(begin)

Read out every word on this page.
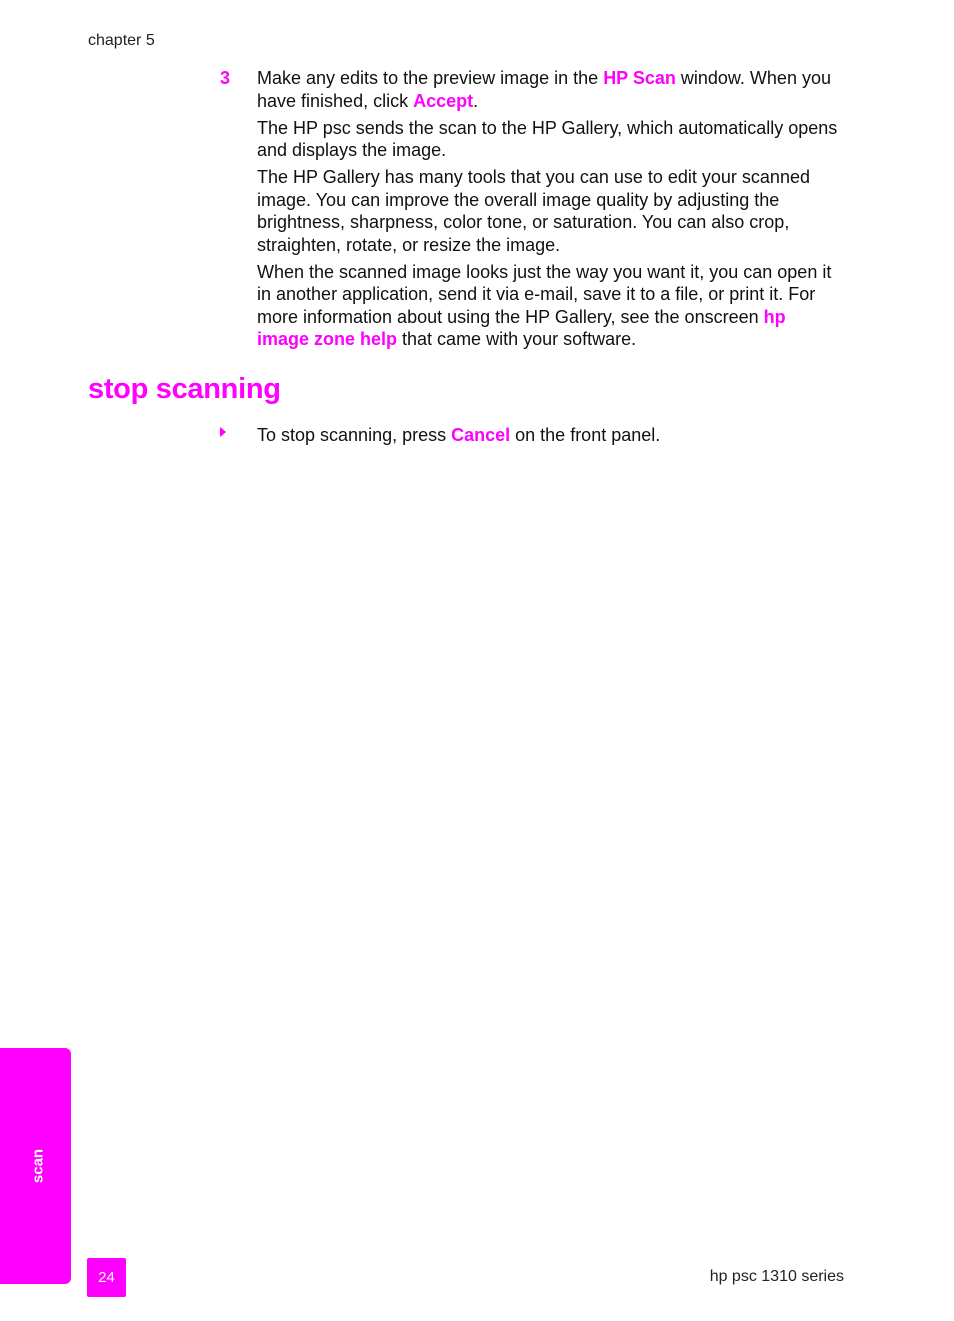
chapter 5
3 Make any edits to the preview image in the HP Scan window. When you have finished, click Accept.

The HP psc sends the scan to the HP Gallery, which automatically opens and displays the image.

The HP Gallery has many tools that you can use to edit your scanned image. You can improve the overall image quality by adjusting the brightness, sharpness, color tone, or saturation. You can also crop, straighten, rotate, or resize the image.

When the scanned image looks just the way you want it, you can open it in another application, send it via e-mail, save it to a file, or print it. For more information about using the HP Gallery, see the onscreen hp image zone help that came with your software.

stop scanning

To stop scanning, press Cancel on the front panel.

scan
24	hp psc 1310 series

(end)

* **Set problem**
Repeat the data above exactly, but not the pictures.

* **Expected answer**
Read out every word on this page.
chapter 5
3 Make any edits to the preview image in the HP Scan window. When you have finished, click Accept.

The HP psc sends the scan to the HP Gallery, which automatically opens and displays the image.

The HP Gallery has many tools that you can use to edit your scanned image. You can improve the overall image quality by adjusting the brightness, sharpness, color tone, or saturation. You can also crop, straighten, rotate, or resize the image.

When the scanned image looks just the way you want it, you can open it in another application, send it via e-mail, save it to a file, or print it. For more information about using the HP Gallery, see the onscreen hp image zone help that came with your software.

stop scanning

To stop scanning, press Cancel on the front panel.

scan
24	hp psc 1310 series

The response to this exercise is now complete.